# What the task requires:
Work through the data line by line, gathering every line that has the word "Sulfate".

# Dataset records:
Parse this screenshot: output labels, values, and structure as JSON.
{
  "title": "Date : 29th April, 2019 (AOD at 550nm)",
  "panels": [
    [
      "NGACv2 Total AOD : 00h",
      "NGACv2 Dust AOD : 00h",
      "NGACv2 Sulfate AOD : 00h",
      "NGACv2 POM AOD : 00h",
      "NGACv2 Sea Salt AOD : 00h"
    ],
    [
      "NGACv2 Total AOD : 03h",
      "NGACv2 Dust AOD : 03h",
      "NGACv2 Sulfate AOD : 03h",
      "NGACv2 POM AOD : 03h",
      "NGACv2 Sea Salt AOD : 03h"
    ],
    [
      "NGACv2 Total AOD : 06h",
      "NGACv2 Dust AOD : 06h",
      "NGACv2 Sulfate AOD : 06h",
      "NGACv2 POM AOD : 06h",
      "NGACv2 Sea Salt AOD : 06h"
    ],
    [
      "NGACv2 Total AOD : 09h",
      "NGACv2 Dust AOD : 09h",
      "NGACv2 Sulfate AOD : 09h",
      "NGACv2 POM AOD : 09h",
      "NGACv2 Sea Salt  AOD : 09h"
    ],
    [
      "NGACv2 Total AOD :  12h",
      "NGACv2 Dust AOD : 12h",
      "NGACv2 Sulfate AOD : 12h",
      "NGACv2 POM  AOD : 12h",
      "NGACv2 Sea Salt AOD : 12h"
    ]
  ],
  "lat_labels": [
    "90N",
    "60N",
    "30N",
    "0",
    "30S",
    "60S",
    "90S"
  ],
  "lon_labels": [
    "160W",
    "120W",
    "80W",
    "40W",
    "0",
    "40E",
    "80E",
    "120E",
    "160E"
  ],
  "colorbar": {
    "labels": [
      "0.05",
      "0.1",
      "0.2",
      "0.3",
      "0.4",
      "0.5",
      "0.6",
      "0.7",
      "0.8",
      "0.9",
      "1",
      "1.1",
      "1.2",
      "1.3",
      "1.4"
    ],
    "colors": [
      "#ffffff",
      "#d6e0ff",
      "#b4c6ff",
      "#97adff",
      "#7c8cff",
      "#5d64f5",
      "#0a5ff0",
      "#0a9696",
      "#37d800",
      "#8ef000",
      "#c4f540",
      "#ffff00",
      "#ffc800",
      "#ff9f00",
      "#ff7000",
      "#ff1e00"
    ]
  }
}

# Result below:
      "NGACv2 Sulfate AOD : 00h",
      "NGACv2 Sulfate AOD : 03h",
      "NGACv2 Sulfate AOD : 06h",
      "NGACv2 Sulfate AOD : 09h",
      "NGACv2 Sulfate AOD : 12h",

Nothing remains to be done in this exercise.